__Work to be completed__
Pull every line that holds the word "druhé" from the entries.

+++ Extracted information

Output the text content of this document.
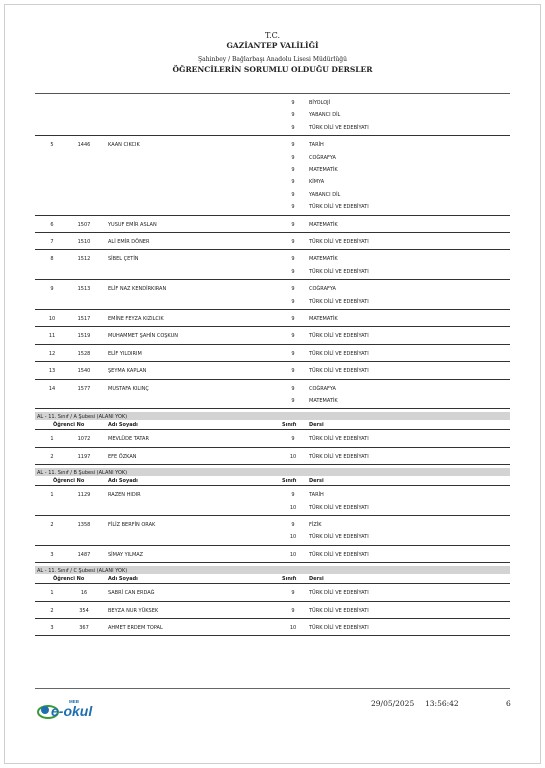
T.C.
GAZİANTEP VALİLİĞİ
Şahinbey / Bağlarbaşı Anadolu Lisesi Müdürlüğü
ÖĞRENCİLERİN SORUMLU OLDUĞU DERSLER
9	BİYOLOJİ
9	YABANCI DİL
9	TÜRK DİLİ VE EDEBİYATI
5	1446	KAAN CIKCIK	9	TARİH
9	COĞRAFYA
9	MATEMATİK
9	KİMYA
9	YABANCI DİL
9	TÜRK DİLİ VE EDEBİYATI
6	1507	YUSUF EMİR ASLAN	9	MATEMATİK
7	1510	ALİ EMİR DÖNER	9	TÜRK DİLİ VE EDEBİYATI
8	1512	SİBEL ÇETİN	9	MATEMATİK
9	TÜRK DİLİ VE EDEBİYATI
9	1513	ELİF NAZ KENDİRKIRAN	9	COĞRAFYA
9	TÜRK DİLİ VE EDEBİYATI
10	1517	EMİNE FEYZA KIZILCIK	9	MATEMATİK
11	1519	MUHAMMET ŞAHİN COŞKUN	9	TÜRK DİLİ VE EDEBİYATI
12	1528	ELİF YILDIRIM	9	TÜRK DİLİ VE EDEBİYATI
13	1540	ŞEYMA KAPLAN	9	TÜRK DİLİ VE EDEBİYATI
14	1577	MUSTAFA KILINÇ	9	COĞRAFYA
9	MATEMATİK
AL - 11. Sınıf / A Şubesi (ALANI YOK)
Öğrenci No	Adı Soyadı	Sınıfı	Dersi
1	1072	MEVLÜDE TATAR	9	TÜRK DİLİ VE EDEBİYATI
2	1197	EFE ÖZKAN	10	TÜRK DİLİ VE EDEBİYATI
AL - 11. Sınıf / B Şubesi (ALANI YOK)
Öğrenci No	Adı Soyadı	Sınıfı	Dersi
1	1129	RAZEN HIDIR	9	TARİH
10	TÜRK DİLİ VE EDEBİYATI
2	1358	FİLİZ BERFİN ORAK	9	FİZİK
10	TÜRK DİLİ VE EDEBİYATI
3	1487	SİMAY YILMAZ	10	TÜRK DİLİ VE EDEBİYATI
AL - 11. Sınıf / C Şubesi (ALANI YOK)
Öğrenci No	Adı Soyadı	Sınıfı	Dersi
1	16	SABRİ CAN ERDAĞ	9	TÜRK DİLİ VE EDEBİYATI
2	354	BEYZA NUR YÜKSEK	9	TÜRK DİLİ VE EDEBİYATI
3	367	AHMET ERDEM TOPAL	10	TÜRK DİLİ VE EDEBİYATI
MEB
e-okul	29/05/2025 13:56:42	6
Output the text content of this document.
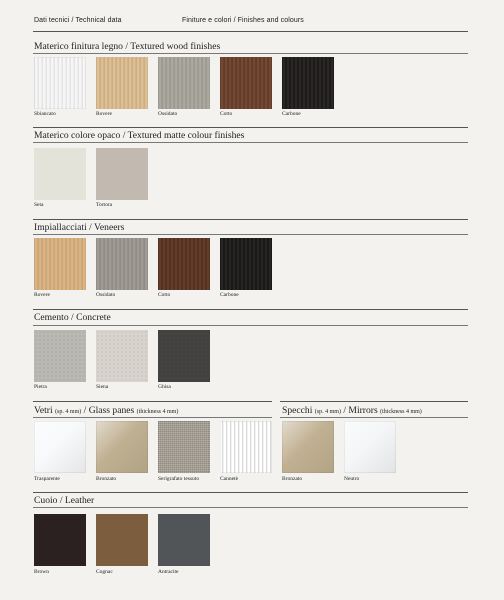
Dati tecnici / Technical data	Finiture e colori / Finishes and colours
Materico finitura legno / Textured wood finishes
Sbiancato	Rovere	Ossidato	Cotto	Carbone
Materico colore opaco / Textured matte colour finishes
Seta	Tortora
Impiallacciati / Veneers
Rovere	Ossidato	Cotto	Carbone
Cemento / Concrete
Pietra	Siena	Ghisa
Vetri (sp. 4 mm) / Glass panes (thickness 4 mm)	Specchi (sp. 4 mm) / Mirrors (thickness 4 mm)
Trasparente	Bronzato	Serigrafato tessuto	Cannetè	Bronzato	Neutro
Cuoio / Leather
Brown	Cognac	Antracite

++++++
+++ Extracted information

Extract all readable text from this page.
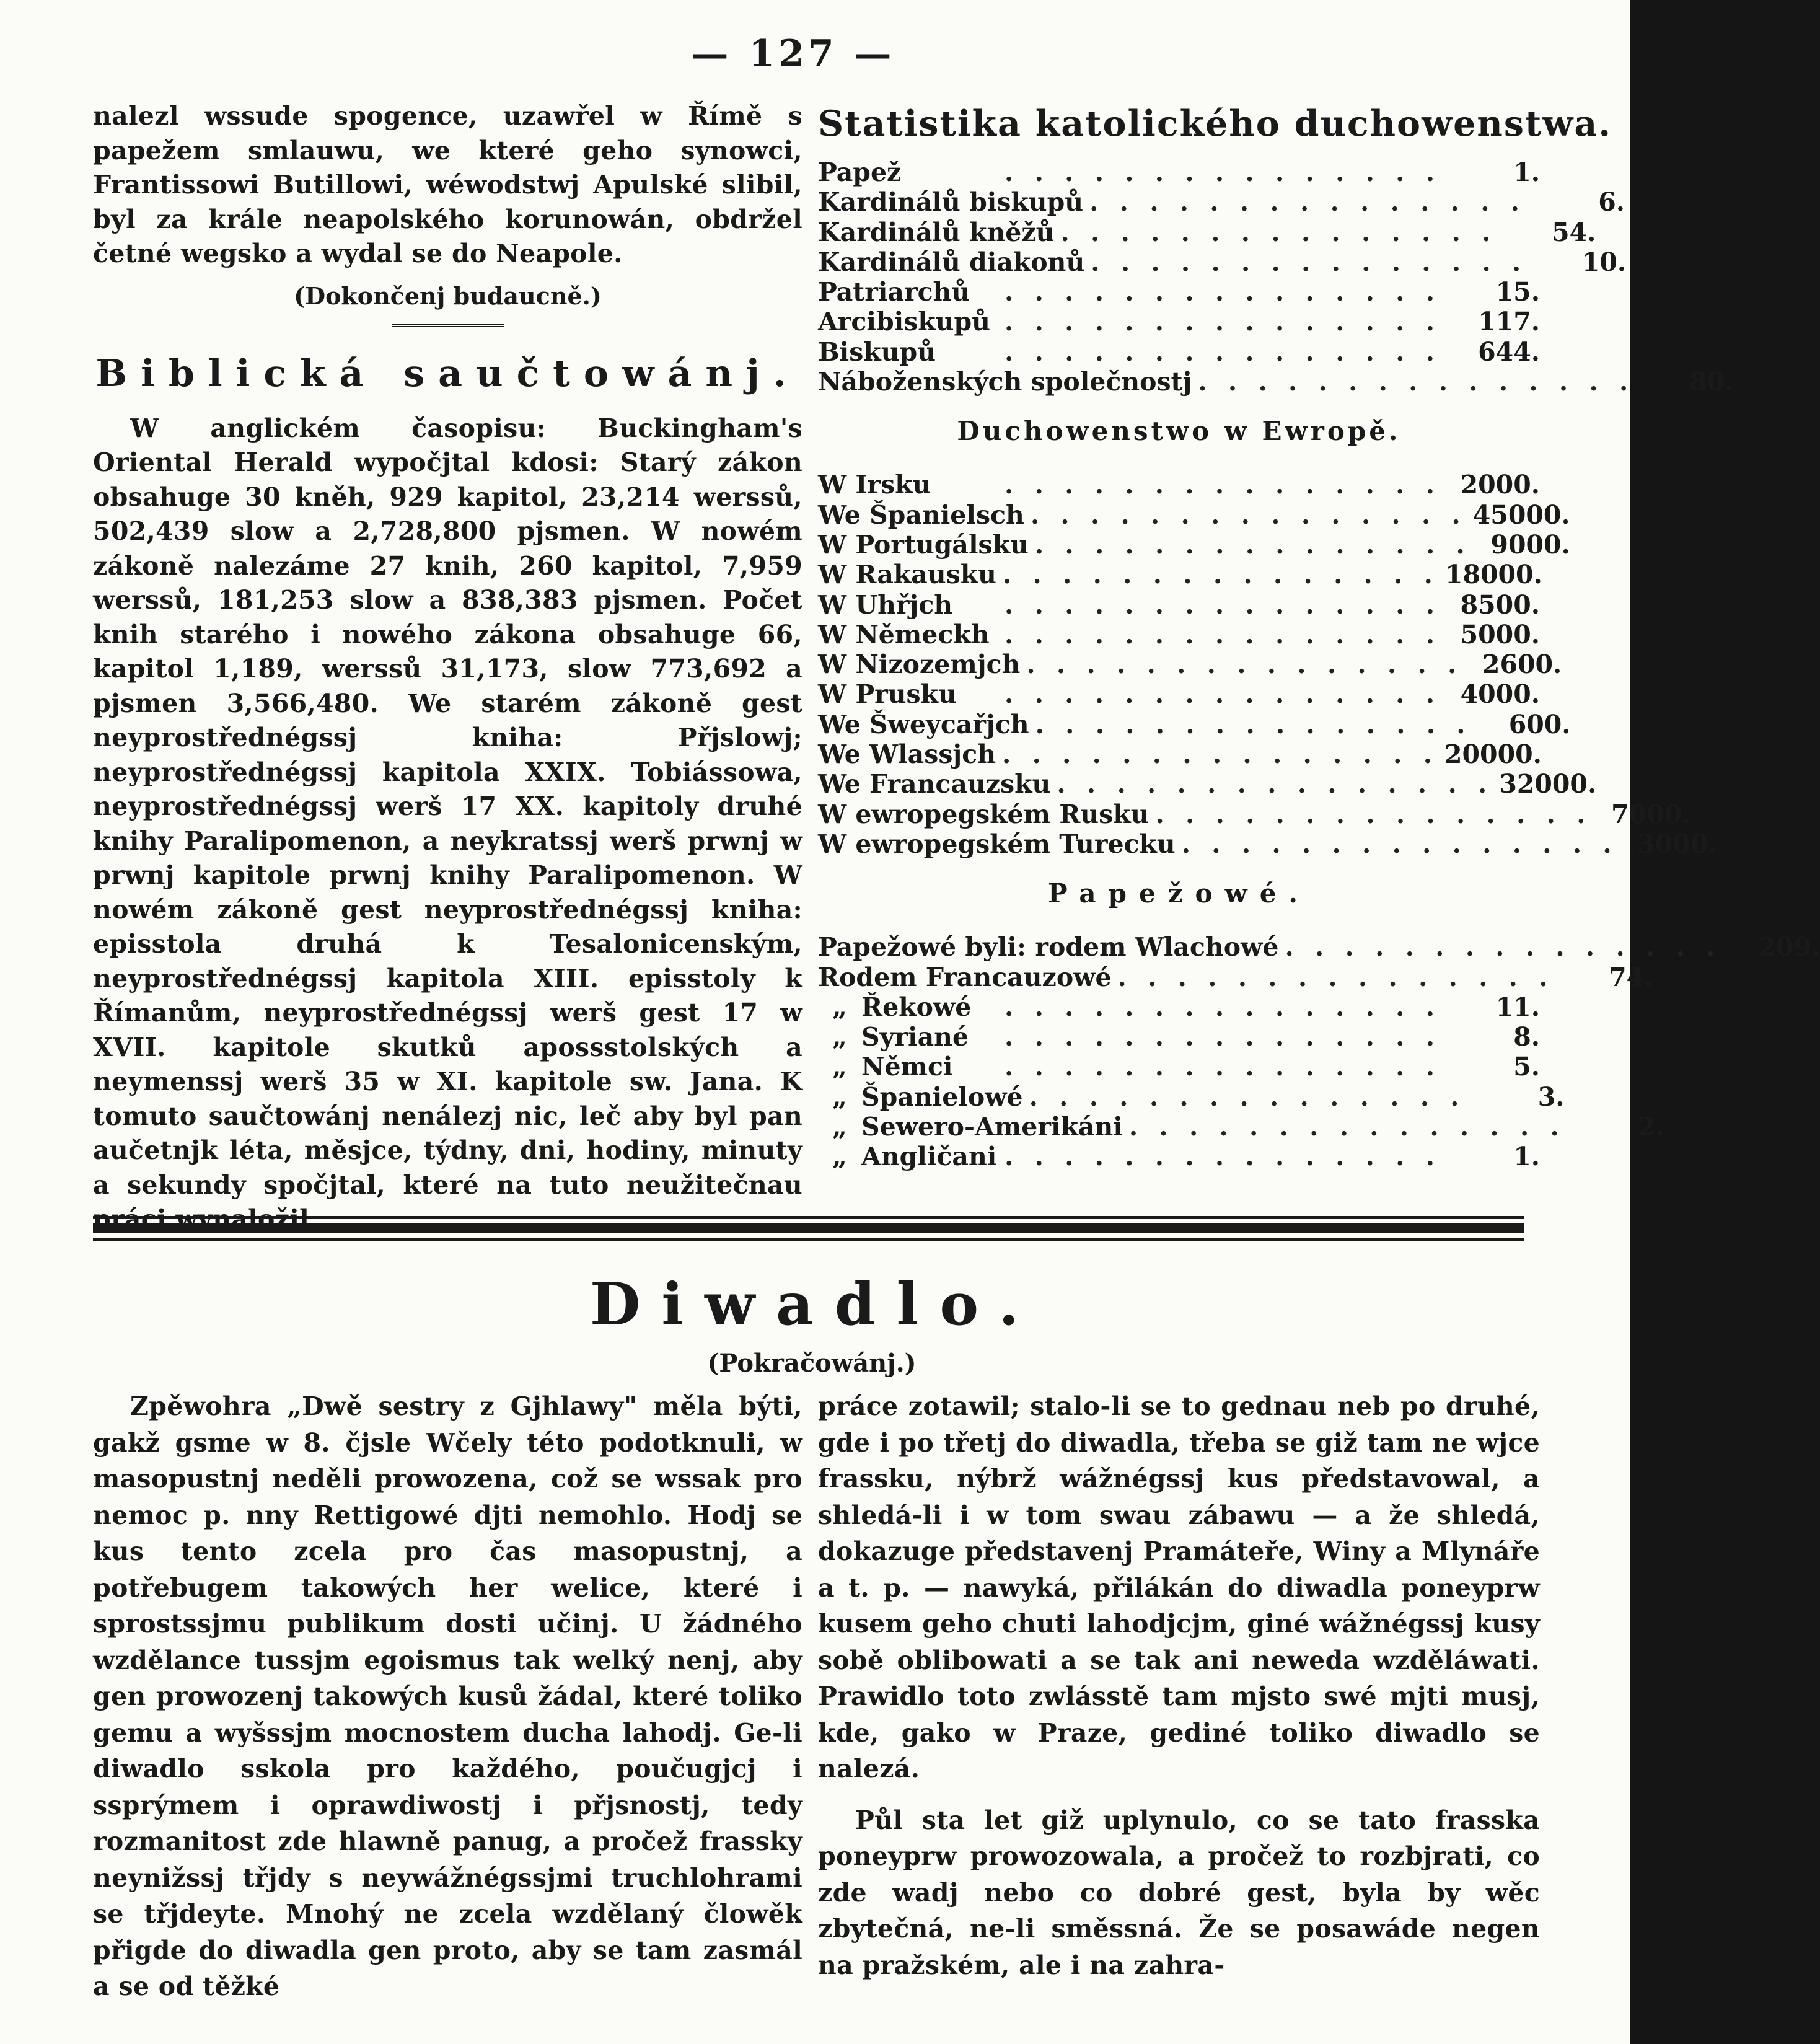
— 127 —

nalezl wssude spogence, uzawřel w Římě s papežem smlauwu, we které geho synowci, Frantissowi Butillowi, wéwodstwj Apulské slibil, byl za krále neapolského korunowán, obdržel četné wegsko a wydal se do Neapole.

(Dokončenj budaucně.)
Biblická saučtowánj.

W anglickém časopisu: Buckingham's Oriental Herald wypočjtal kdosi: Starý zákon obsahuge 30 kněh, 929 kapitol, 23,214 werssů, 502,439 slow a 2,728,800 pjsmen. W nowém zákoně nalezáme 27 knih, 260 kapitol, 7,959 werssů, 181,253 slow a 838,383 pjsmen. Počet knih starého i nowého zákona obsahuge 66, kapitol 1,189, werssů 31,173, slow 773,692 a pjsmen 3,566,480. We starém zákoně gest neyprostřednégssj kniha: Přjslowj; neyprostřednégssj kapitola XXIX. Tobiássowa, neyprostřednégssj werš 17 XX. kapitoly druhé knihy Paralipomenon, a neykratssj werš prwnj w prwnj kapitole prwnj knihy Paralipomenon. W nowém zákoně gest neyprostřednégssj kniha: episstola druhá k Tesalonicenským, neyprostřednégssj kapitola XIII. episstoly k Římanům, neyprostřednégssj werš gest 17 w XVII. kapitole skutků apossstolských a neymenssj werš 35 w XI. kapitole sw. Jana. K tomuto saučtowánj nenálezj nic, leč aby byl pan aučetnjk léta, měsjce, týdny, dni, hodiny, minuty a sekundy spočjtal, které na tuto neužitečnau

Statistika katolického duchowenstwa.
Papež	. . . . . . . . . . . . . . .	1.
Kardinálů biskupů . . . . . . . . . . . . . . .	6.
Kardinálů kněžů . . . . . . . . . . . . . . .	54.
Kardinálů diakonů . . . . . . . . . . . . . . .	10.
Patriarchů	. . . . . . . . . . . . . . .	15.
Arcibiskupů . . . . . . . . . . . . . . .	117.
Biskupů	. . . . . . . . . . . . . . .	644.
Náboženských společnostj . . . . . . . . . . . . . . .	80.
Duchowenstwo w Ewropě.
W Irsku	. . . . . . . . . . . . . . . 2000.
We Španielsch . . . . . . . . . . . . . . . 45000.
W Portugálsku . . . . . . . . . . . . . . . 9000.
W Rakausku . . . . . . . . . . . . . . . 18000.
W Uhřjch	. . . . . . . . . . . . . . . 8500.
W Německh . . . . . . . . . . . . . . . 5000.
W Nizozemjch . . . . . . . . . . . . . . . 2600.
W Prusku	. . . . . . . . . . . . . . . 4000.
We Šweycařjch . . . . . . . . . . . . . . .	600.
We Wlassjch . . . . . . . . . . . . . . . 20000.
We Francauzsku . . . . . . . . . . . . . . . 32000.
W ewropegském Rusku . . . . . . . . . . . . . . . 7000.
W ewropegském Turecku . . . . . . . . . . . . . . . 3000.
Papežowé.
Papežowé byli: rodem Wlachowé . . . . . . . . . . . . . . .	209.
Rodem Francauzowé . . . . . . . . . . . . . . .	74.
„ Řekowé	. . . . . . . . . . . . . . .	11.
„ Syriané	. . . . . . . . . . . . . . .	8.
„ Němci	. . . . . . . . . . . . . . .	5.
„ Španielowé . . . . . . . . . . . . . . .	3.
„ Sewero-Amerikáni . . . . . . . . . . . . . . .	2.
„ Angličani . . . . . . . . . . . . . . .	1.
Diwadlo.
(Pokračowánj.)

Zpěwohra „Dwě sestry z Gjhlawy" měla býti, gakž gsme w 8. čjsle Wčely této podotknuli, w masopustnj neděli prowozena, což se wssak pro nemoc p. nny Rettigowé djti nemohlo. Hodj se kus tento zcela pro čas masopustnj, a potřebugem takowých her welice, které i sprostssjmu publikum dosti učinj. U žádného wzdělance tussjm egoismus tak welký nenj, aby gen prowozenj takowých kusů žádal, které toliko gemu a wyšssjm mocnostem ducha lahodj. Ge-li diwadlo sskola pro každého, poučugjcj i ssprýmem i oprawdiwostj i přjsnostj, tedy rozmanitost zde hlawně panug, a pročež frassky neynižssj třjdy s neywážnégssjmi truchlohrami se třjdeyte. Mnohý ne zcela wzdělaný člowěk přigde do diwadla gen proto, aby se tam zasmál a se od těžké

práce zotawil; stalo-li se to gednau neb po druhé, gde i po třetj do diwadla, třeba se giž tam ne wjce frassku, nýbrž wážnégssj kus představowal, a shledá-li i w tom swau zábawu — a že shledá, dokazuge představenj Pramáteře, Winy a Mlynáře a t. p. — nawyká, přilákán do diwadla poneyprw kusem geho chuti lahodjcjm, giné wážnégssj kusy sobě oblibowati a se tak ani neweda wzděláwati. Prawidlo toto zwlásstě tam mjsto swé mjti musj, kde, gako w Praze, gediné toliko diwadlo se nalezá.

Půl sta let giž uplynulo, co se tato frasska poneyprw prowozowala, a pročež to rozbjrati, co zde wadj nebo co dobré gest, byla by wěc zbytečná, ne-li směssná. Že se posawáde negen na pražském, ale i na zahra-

++++++

__Answer to this problem__
W anglickém časopisu: Buckingham's Oriental Herald wypočjtal kdosi: Starý zákon obsahuge 30 kněh, 929 kapitol, 23,214 werssů, 502,439 slow a 2,728,800 pjsmen. W nowém zákoně nalezáme 27 knih, 260 kapitol, 7,959 werssů, 181,253 slow a 838,383 pjsmen. Počet knih starého i nowého zákona obsahuge 66, kapitol 1,189, werssů 31,173, slow 773,692 a pjsmen 3,566,480. We starém zákoně gest neyprostřednégssj kniha: Přjslowj; neyprostřednégssj kapitola XXIX. Tobiássowa, neyprostřednégssj werš 17 XX. kapitoly druhé knihy Paralipomenon, a neykratssj werš prwnj w prwnj kapitole prwnj knihy Paralipomenon. W nowém zákoně gest neyprostřednégssj kniha: episstola druhá k Tesalonicenským, neyprostřednégssj kapitola XIII. episstoly k Římanům, neyprostřednégssj werš gest 17 w XVII. kapitole skutků apossstolských a neymenssj werš 35 w XI. kapitole sw. Jana. K tomuto saučtowánj nenálezj nic, leč aby byl pan aučetnjk léta, měsjce, týdny, dni, hodiny, minuty a sekundy spočjtal, které na tuto neužitečnau
práce zotawil; stalo-li se to gednau neb po druhé, gde i po třetj do diwadla, třeba se giž tam ne wjce frassku, nýbrž wážnégssj kus představowal, a shledá-li i w tom swau zábawu — a že shledá, dokazuge představenj Pramáteře, Winy a Mlynáře a t. p. — nawyká, přilákán do diwadla poneyprw kusem geho chuti lahodjcjm, giné wážnégssj kusy sobě oblibowati a se tak ani neweda wzděláwati. Prawidlo toto zwlásstě tam mjsto swé mjti musj, kde, gako w Praze, gediné toliko diwadlo se nalezá.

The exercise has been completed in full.